> _REQUIRED TASK_
The records below are to be repeated in full, exactly as they are.

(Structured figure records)

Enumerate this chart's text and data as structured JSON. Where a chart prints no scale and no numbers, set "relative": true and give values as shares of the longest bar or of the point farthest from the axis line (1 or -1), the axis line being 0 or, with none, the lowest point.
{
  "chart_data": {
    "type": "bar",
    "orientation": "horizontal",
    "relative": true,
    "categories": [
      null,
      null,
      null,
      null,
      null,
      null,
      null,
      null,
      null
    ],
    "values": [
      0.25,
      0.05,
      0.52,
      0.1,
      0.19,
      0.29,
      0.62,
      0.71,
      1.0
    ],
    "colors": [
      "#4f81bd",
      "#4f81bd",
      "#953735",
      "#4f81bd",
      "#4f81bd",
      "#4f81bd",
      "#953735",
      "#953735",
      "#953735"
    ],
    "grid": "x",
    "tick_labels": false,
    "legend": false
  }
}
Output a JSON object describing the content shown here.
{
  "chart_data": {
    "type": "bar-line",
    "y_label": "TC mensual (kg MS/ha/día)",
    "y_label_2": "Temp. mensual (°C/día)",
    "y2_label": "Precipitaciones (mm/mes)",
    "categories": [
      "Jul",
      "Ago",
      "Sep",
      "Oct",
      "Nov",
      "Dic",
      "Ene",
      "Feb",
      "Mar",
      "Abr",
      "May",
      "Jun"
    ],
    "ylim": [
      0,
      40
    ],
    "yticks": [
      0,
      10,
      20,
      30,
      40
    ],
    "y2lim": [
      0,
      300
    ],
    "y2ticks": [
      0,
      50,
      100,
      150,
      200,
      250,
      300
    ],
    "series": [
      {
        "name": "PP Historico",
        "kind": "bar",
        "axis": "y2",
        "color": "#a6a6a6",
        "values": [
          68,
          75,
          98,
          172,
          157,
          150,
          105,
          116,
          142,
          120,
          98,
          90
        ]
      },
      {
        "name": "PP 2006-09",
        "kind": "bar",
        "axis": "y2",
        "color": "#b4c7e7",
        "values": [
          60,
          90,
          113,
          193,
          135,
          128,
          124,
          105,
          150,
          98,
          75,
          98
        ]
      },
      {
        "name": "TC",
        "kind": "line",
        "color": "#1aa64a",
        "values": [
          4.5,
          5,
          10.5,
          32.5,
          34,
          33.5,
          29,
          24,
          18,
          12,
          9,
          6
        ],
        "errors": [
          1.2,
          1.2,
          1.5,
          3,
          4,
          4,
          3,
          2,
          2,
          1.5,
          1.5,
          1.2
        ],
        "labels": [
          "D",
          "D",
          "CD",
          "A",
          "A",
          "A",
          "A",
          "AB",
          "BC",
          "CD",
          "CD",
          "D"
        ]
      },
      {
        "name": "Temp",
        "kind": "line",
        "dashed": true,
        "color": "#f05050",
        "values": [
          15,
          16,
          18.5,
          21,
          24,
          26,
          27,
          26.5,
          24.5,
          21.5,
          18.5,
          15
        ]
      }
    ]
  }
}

> _WRITTEN REPLY_
Enumerate this chart's text and data as structured JSON. Where a chart prints no scale and no numbers, set "relative": true and give values as shares of the longest bar or of the point farthest from the axis line (1 or -1), the axis line being 0 or, with none, the lowest point.
{
  "chart_data": {
    "type": "bar",
    "orientation": "horizontal",
    "relative": true,
    "categories": [
      null,
      null,
      null,
      null,
      null,
      null,
      null,
      null,
      null
    ],
    "values": [
      0.25,
      0.05,
      0.52,
      0.1,
      0.19,
      0.29,
      0.62,
      0.71,
      1.0
    ],
    "colors": [
      "#4f81bd",
      "#4f81bd",
      "#953735",
      "#4f81bd",
      "#4f81bd",
      "#4f81bd",
      "#953735",
      "#953735",
      "#953735"
    ],
    "grid": "x",
    "tick_labels": false,
    "legend": false
  }
}
Output a JSON object describing the content shown here.
{
  "chart_data": {
    "type": "bar-line",
    "y_label": "TC mensual (kg MS/ha/día)",
    "y_label_2": "Temp. mensual (°C/día)",
    "y2_label": "Precipitaciones (mm/mes)",
    "categories": [
      "Jul",
      "Ago",
      "Sep",
      "Oct",
      "Nov",
      "Dic",
      "Ene",
      "Feb",
      "Mar",
      "Abr",
      "May",
      "Jun"
    ],
    "ylim": [
      0,
      40
    ],
    "yticks": [
      0,
      10,
      20,
      30,
      40
    ],
    "y2lim": [
      0,
      300
    ],
    "y2ticks": [
      0,
      50,
      100,
      150,
      200,
      250,
      300
    ],
    "series": [
      {
        "name": "PP Historico",
        "kind": "bar",
        "axis": "y2",
        "color": "#a6a6a6",
        "values": [
          68,
          75,
          98,
          172,
          157,
          150,
          105,
          116,
          142,
          120,
          98,
          90
        ]
      },
      {
        "name": "PP 2006-09",
        "kind": "bar",
        "axis": "y2",
        "color": "#b4c7e7",
        "values": [
          60,
          90,
          113,
          193,
          135,
          128,
          124,
          105,
          150,
          98,
          75,
          98
        ]
      },
      {
        "name": "TC",
        "kind": "line",
        "color": "#1aa64a",
        "values": [
          4.5,
          5,
          10.5,
          32.5,
          34,
          33.5,
          29,
          24,
          18,
          12,
          9,
          6
        ],
        "errors": [
          1.2,
          1.2,
          1.5,
          3,
          4,
          4,
          3,
          2,
          2,
          1.5,
          1.5,
          1.2
        ],
        "labels": [
          "D",
          "D",
          "CD",
          "A",
          "A",
          "A",
          "A",
          "AB",
          "BC",
          "CD",
          "CD",
          "D"
        ]
      },
      {
        "name": "Temp",
        "kind": "line",
        "dashed": true,
        "color": "#f05050",
        "values": [
          15,
          16,
          18.5,
          21,
          24,
          26,
          27,
          26.5,
          24.5,
          21.5,
          18.5,
          15
        ]
      }
    ]
  }
}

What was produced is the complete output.